YOUR INSTRUCTIONS:
Quote the records below in full, exactly as given, with the images taken out.

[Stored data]
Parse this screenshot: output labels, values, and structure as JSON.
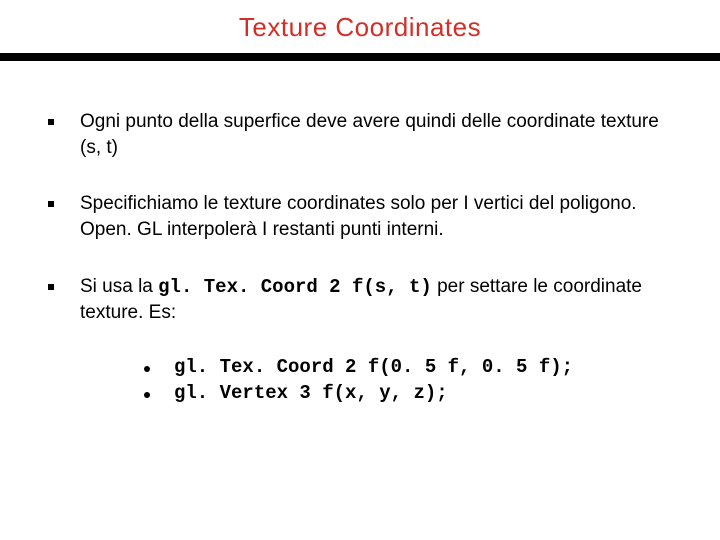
{
  "title": "Texture Coordinates",
  "bullets": [
    {
      "pre": "Ogni punto della superfice deve avere quindi delle coordinate texture (s, t)",
      "code": "",
      "post": ""
    },
    {
      "pre": "Specifichiamo le texture coordinates solo per I vertici del poligono. Open. GL interpolerà I restanti punti interni.",
      "code": "",
      "post": ""
    },
    {
      "pre": "Si usa la ",
      "code": "gl. Tex. Coord 2 f(s, t)",
      "post": " per settare le coordinate texture. Es:"
    }
  ],
  "sub_bullets": [
    "gl. Tex. Coord 2 f(0. 5 f, 0. 5 f);",
    "gl. Vertex 3 f(x, y, z);"
  ]
}
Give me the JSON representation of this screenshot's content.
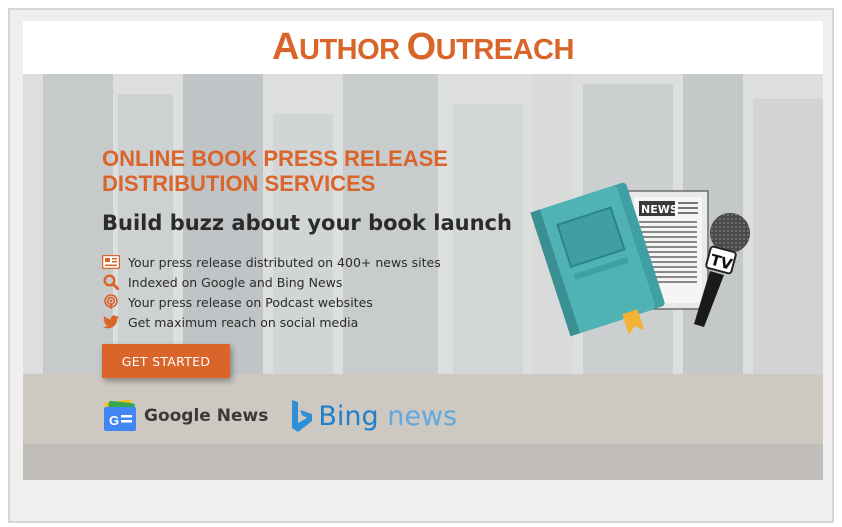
{
  "header": {
    "logo_first_initial": "A",
    "logo_first_rest": "UTHOR",
    "logo_second_initial": "O",
    "logo_second_rest": "UTREACH"
  },
  "hero": {
    "title_line1": "ONLINE BOOK PRESS RELEASE",
    "title_line2": "DISTRIBUTION SERVICES",
    "subtitle": "Build buzz about your book launch",
    "features": [
      {
        "icon": "news-icon",
        "label": "Your press release distributed on 400+ news sites"
      },
      {
        "icon": "search-icon",
        "label": "Indexed on Google and Bing News"
      },
      {
        "icon": "podcast-icon",
        "label": "Your press release on Podcast websites"
      },
      {
        "icon": "twitter-icon",
        "label": "Get maximum reach on social media"
      }
    ],
    "cta_label": "GET STARTED",
    "partners": {
      "google_news": "Google News",
      "bing_word": "Bing",
      "bing_news_word": "news"
    },
    "illustration": {
      "newspaper_label": "NEWS",
      "microphone_label": "TV"
    }
  },
  "colors": {
    "brand_orange": "#d9652b",
    "book_teal": "#4fb3b5",
    "bing_blue": "#2f8fd6"
  }
}
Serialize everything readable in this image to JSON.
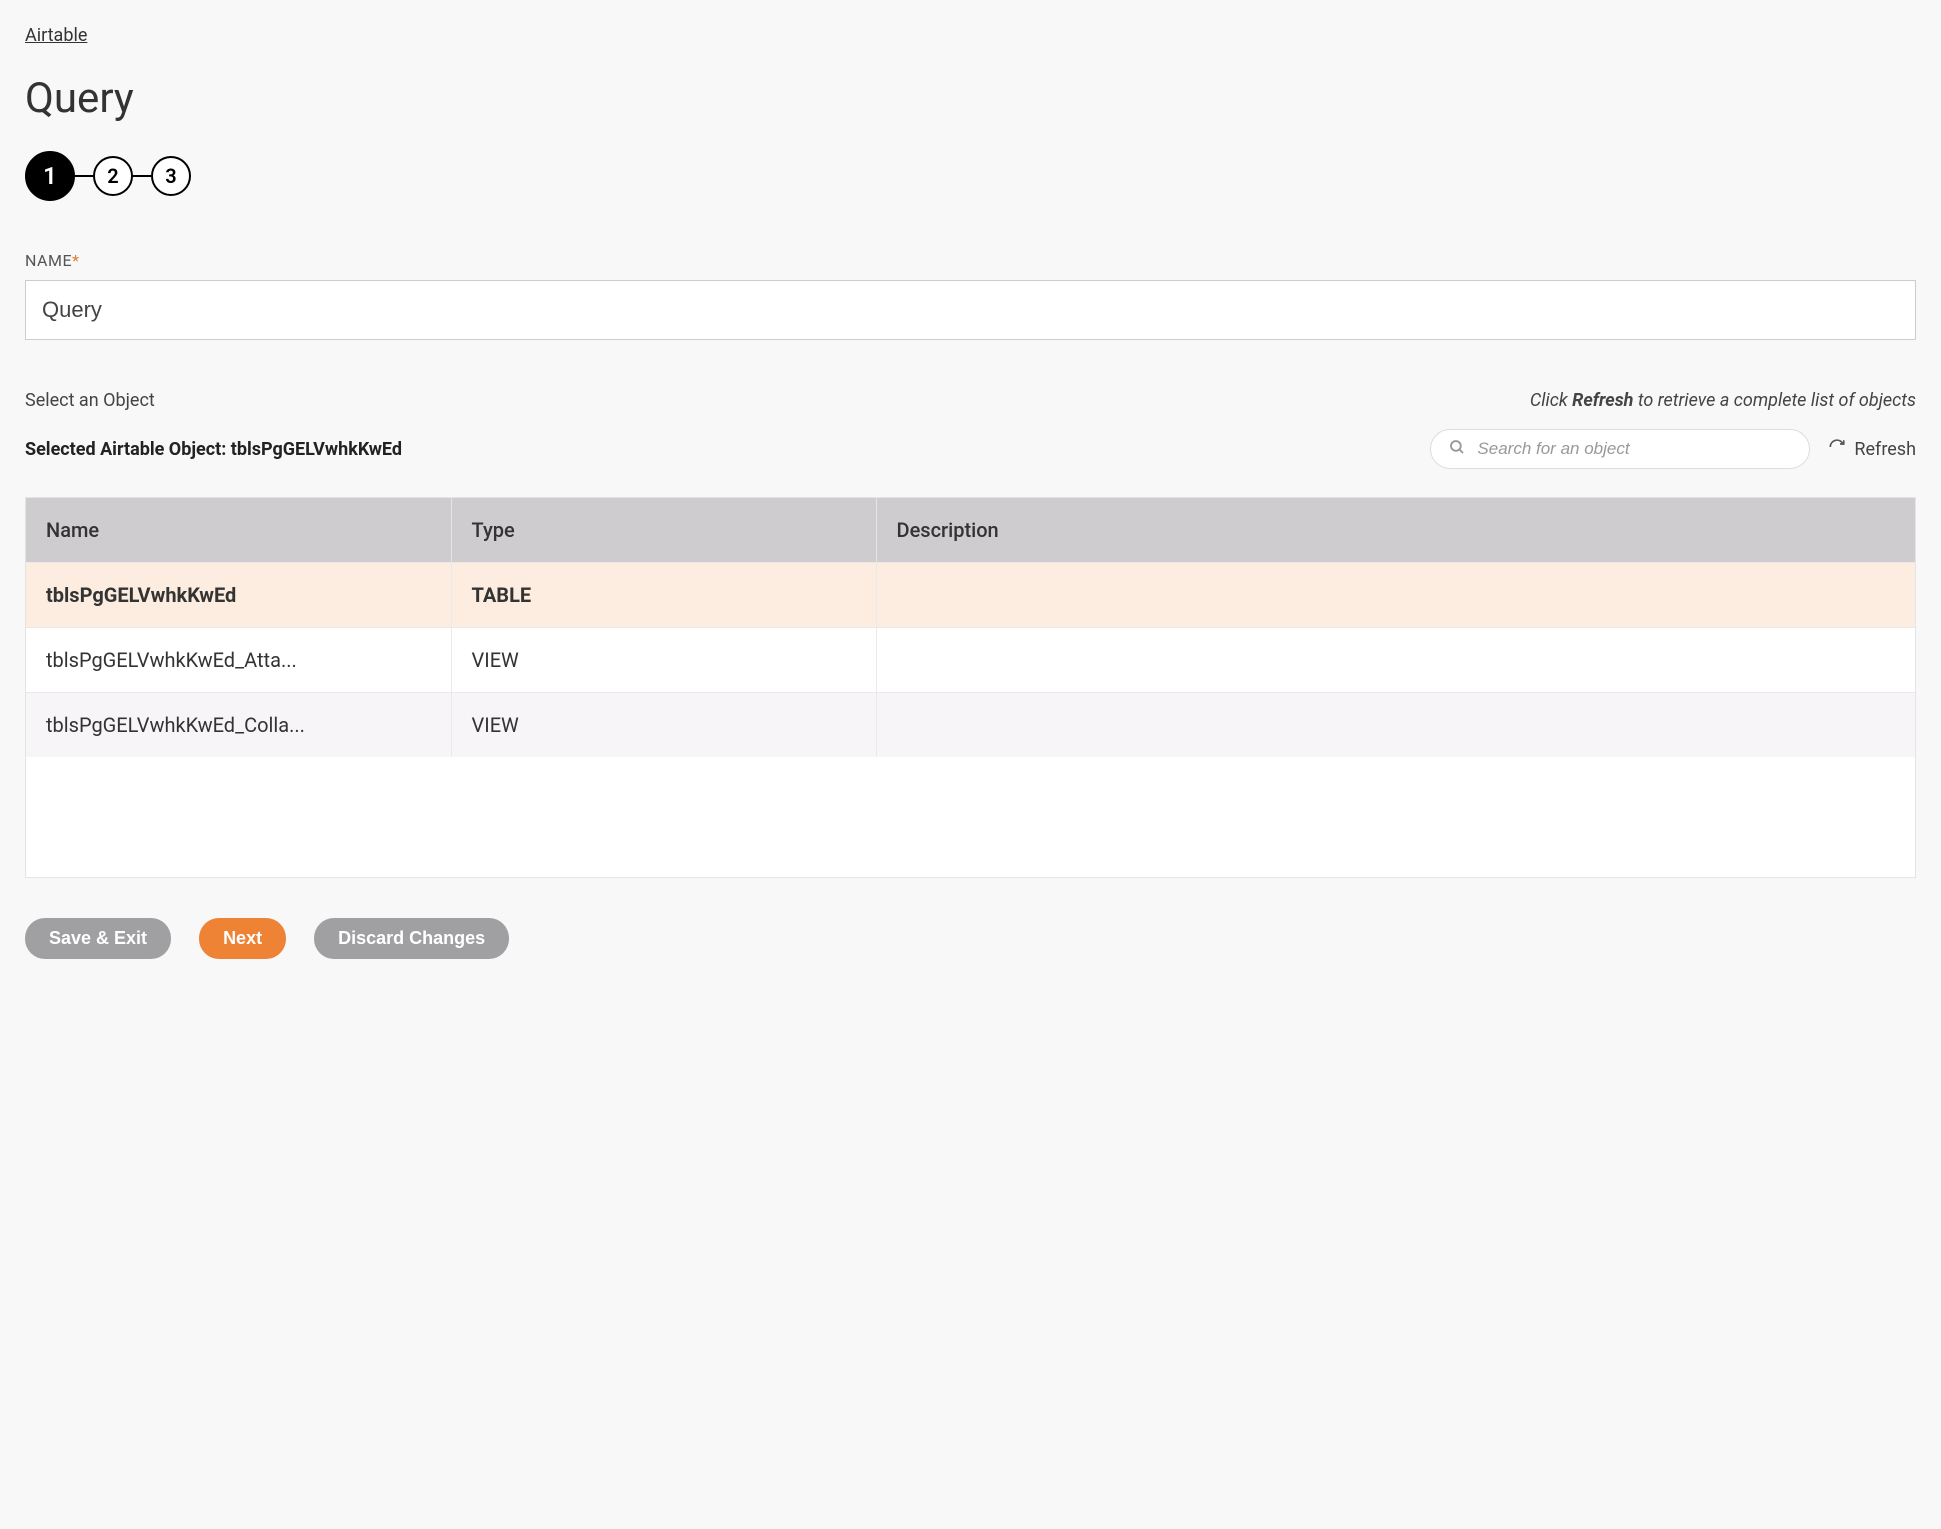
{
  "breadcrumb": "Airtable",
  "page_title": "Query",
  "stepper": {
    "step1": "1",
    "step2": "2",
    "step3": "3"
  },
  "name_field": {
    "label": "NAME",
    "required": "*",
    "value": "Query"
  },
  "object_section": {
    "select_label": "Select an Object",
    "hint_prefix": "Click ",
    "hint_bold": "Refresh",
    "hint_suffix": " to retrieve a complete list of objects",
    "selected_prefix": "Selected Airtable Object: ",
    "selected_value": "tblsPgGELVwhkKwEd",
    "search_placeholder": "Search for an object",
    "refresh_label": "Refresh"
  },
  "table": {
    "headers": {
      "name": "Name",
      "type": "Type",
      "description": "Description"
    },
    "rows": [
      {
        "name": "tblsPgGELVwhkKwEd",
        "type": "TABLE",
        "description": ""
      },
      {
        "name": "tblsPgGELVwhkKwEd_Atta...",
        "type": "VIEW",
        "description": ""
      },
      {
        "name": "tblsPgGELVwhkKwEd_Colla...",
        "type": "VIEW",
        "description": ""
      }
    ]
  },
  "buttons": {
    "save_exit": "Save & Exit",
    "next": "Next",
    "discard": "Discard Changes"
  }
}
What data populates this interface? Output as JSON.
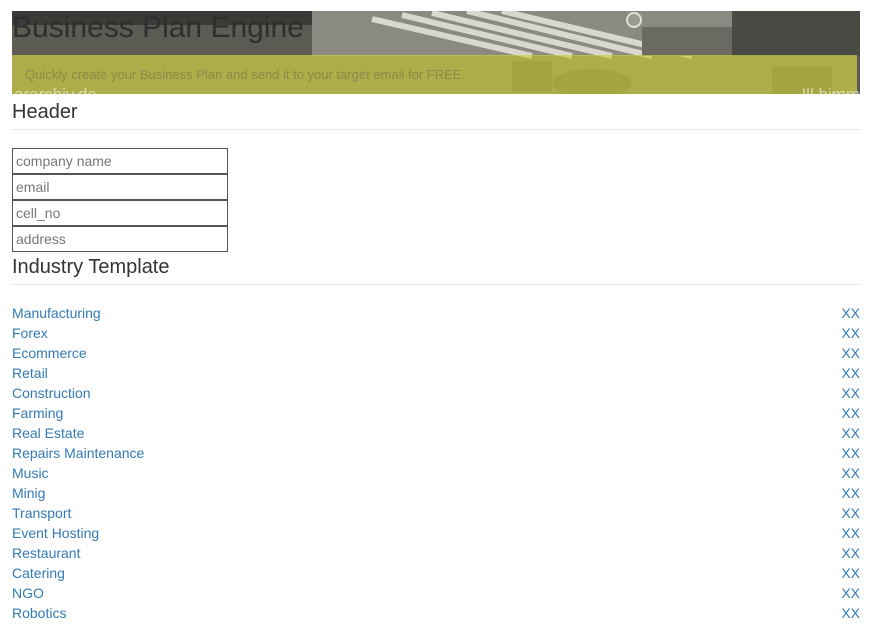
{
  "banner": {
    "title": "Business Plan Engine",
    "subtitle": "Quickly create your Business Plan and send it to your target email for FREE.",
    "watermark_left": "ararchiv.de",
    "watermark_right": "Ill bimm"
  },
  "sections": {
    "header_title": "Header",
    "industry_title": "Industry Template"
  },
  "form": {
    "company_placeholder": "company name",
    "email_placeholder": "email",
    "cell_placeholder": "cell_no",
    "address_placeholder": "address"
  },
  "industries": [
    {
      "label": "Manufacturing",
      "action": "XX"
    },
    {
      "label": "Forex",
      "action": "XX"
    },
    {
      "label": "Ecommerce",
      "action": "XX"
    },
    {
      "label": "Retail",
      "action": "XX"
    },
    {
      "label": "Construction",
      "action": "XX"
    },
    {
      "label": "Farming",
      "action": "XX"
    },
    {
      "label": "Real Estate",
      "action": "XX"
    },
    {
      "label": "Repairs Maintenance",
      "action": "XX"
    },
    {
      "label": "Music",
      "action": "XX"
    },
    {
      "label": "Minig",
      "action": "XX"
    },
    {
      "label": "Transport",
      "action": "XX"
    },
    {
      "label": "Event Hosting",
      "action": "XX"
    },
    {
      "label": "Restaurant",
      "action": "XX"
    },
    {
      "label": "Catering",
      "action": "XX"
    },
    {
      "label": "NGO",
      "action": "XX"
    },
    {
      "label": "Robotics",
      "action": "XX"
    }
  ],
  "colors": {
    "link": "#337ab7",
    "banner_band": "#cdce46",
    "text": "#333333"
  }
}
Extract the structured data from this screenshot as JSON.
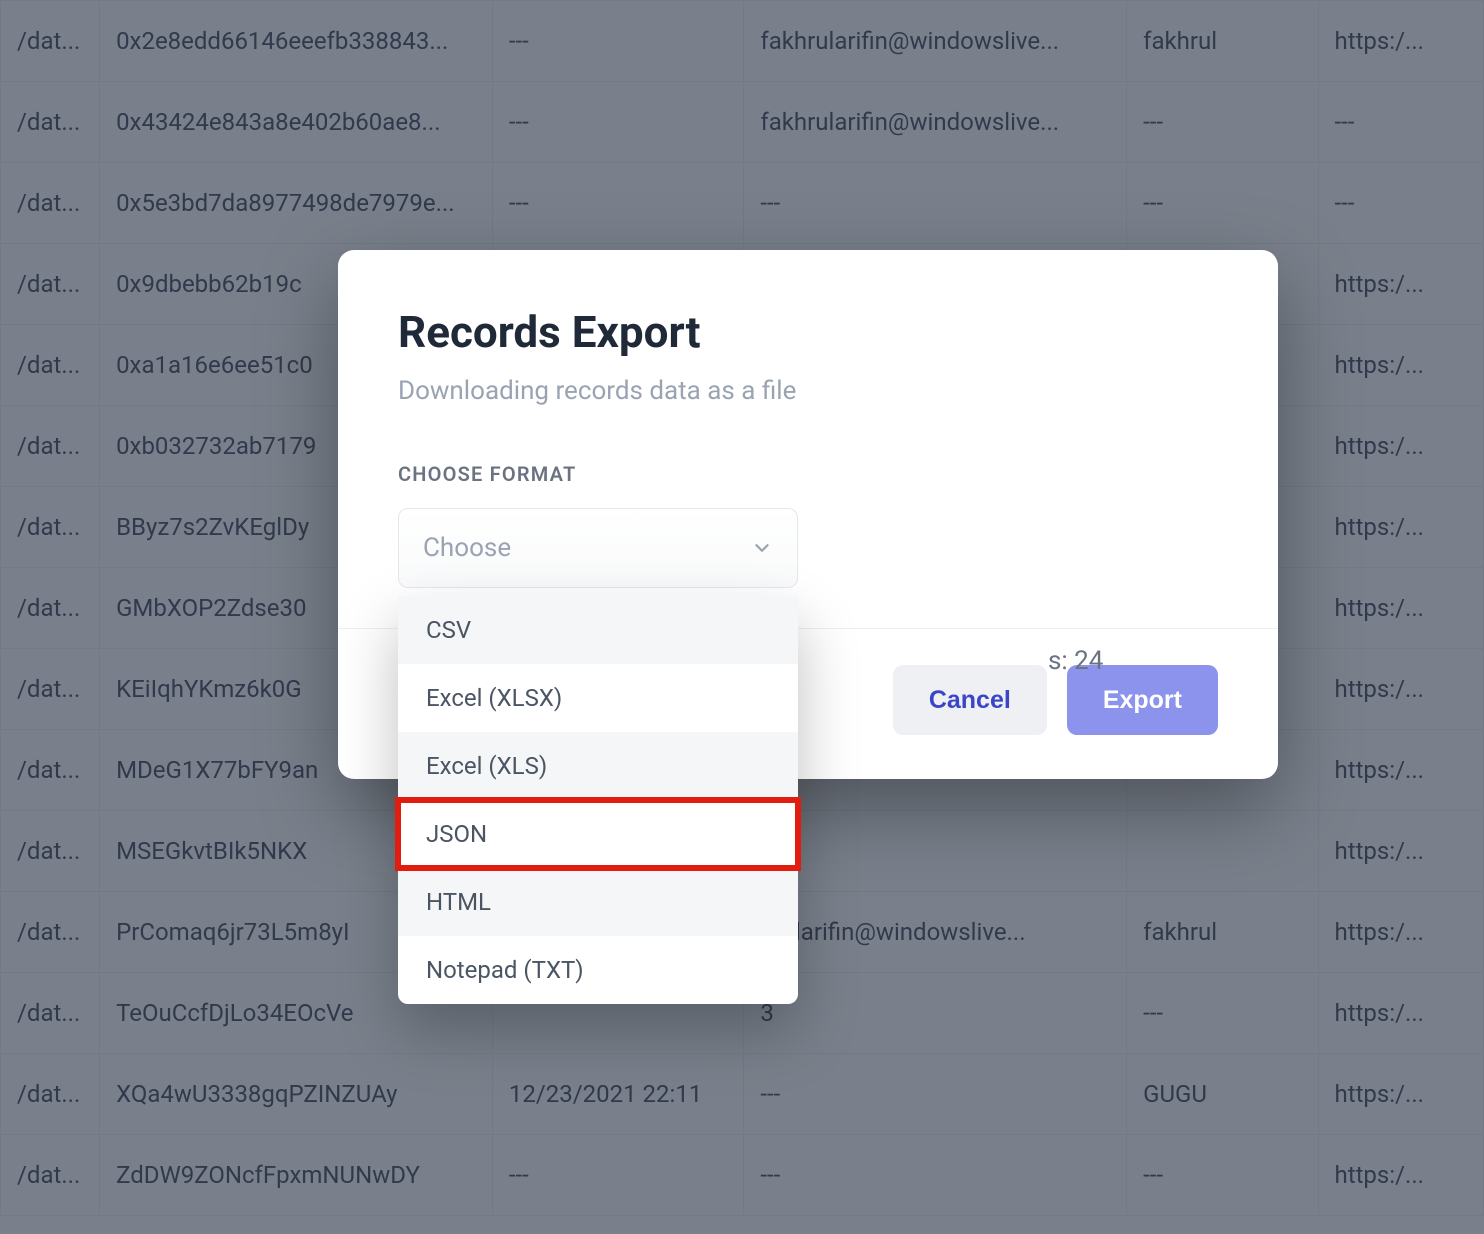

TASK SOLUTION:
Parse this screenshot: output labels, values, and structure as JSON.
{
  "title": "Texture Coordinates",
  "bullets": [
    {
      "pre": "Ogni punto della superfice deve avere quindi delle coordinate texture (s, t)",
      "code": "",
      "post": ""
    },
    {
      "pre": "Specifichiamo le texture coordinates solo per I vertici del poligono. Open. GL interpolerà I restanti punti interni.",
      "code": "",
      "post": ""
    },
    {
      "pre": "Si usa la ",
      "code": "gl. Tex. Coord 2 f(s, t)",
      "post": " per settare le coordinate texture. Es:"
    }
  ],
  "sub_bullets": [
    "gl. Tex. Coord 2 f(0. 5 f, 0. 5 f);",
    "gl. Vertex 3 f(x, y, z);"
  ]
}
Give me the JSON representation of this screenshot's content.
{
  "header": {
    "logo_first_initial": "A",
    "logo_first_rest": "UTHOR",
    "logo_second_initial": "O",
    "logo_second_rest": "UTREACH"
  },
  "hero": {
    "title_line1": "ONLINE BOOK PRESS RELEASE",
    "title_line2": "DISTRIBUTION SERVICES",
    "subtitle": "Build buzz about your book launch",
    "features": [
      {
        "icon": "news-icon",
        "label": "Your press release distributed on 400+ news sites"
      },
      {
        "icon": "search-icon",
        "label": "Indexed on Google and Bing News"
      },
      {
        "icon": "podcast-icon",
        "label": "Your press release on Podcast websites"
      },
      {
        "icon": "twitter-icon",
        "label": "Get maximum reach on social media"
      }
    ],
    "cta_label": "GET STARTED",
    "partners": {
      "google_news": "Google News",
      "bing_word": "Bing",
      "bing_news_word": "news"
    },
    "illustration": {
      "newspaper_label": "NEWS",
      "microphone_label": "TV"
    }
  },
  "colors": {
    "brand_orange": "#d9652b",
    "book_teal": "#4fb3b5",
    "bing_blue": "#2f8fd6"
  }
}
Serialize everything readable in this image to JSON.
{
  "breadcrumb": "Airtable",
  "page_title": "Query",
  "stepper": {
    "step1": "1",
    "step2": "2",
    "step3": "3"
  },
  "name_field": {
    "label": "NAME",
    "required": "*",
    "value": "Query"
  },
  "object_section": {
    "select_label": "Select an Object",
    "hint_prefix": "Click ",
    "hint_bold": "Refresh",
    "hint_suffix": " to retrieve a complete list of objects",
    "selected_prefix": "Selected Airtable Object: ",
    "selected_value": "tblsPgGELVwhkKwEd",
    "search_placeholder": "Search for an object",
    "refresh_label": "Refresh"
  },
  "table": {
    "headers": {
      "name": "Name",
      "type": "Type",
      "description": "Description"
    },
    "rows": [
      {
        "name": "tblsPgGELVwhkKwEd",
        "type": "TABLE",
        "description": ""
      },
      {
        "name": "tblsPgGELVwhkKwEd_Atta...",
        "type": "VIEW",
        "description": ""
      },
      {
        "name": "tblsPgGELVwhkKwEd_Colla...",
        "type": "VIEW",
        "description": ""
      }
    ]
  },
  "buttons": {
    "save_exit": "Save & Exit",
    "next": "Next",
    "discard": "Discard Changes"
  }
}
What data populates this interface? Output as JSON.
{
  "banner": {
    "title": "Business Plan Engine",
    "subtitle": "Quickly create your Business Plan and send it to your target email for FREE.",
    "watermark_left": "ararchiv.de",
    "watermark_right": "Ill bimm"
  },
  "sections": {
    "header_title": "Header",
    "industry_title": "Industry Template"
  },
  "form": {
    "company_placeholder": "company name",
    "email_placeholder": "email",
    "cell_placeholder": "cell_no",
    "address_placeholder": "address"
  },
  "industries": [
    {
      "label": "Manufacturing",
      "action": "XX"
    },
    {
      "label": "Forex",
      "action": "XX"
    },
    {
      "label": "Ecommerce",
      "action": "XX"
    },
    {
      "label": "Retail",
      "action": "XX"
    },
    {
      "label": "Construction",
      "action": "XX"
    },
    {
      "label": "Farming",
      "action": "XX"
    },
    {
      "label": "Real Estate",
      "action": "XX"
    },
    {
      "label": "Repairs Maintenance",
      "action": "XX"
    },
    {
      "label": "Music",
      "action": "XX"
    },
    {
      "label": "Minig",
      "action": "XX"
    },
    {
      "label": "Transport",
      "action": "XX"
    },
    {
      "label": "Event Hosting",
      "action": "XX"
    },
    {
      "label": "Restaurant",
      "action": "XX"
    },
    {
      "label": "Catering",
      "action": "XX"
    },
    {
      "label": "NGO",
      "action": "XX"
    },
    {
      "label": "Robotics",
      "action": "XX"
    }
  ],
  "colors": {
    "link": "#337ab7",
    "banner_band": "#cdce46",
    "text": "#333333"
  }
}
Extract the structured data from this screenshot as JSON.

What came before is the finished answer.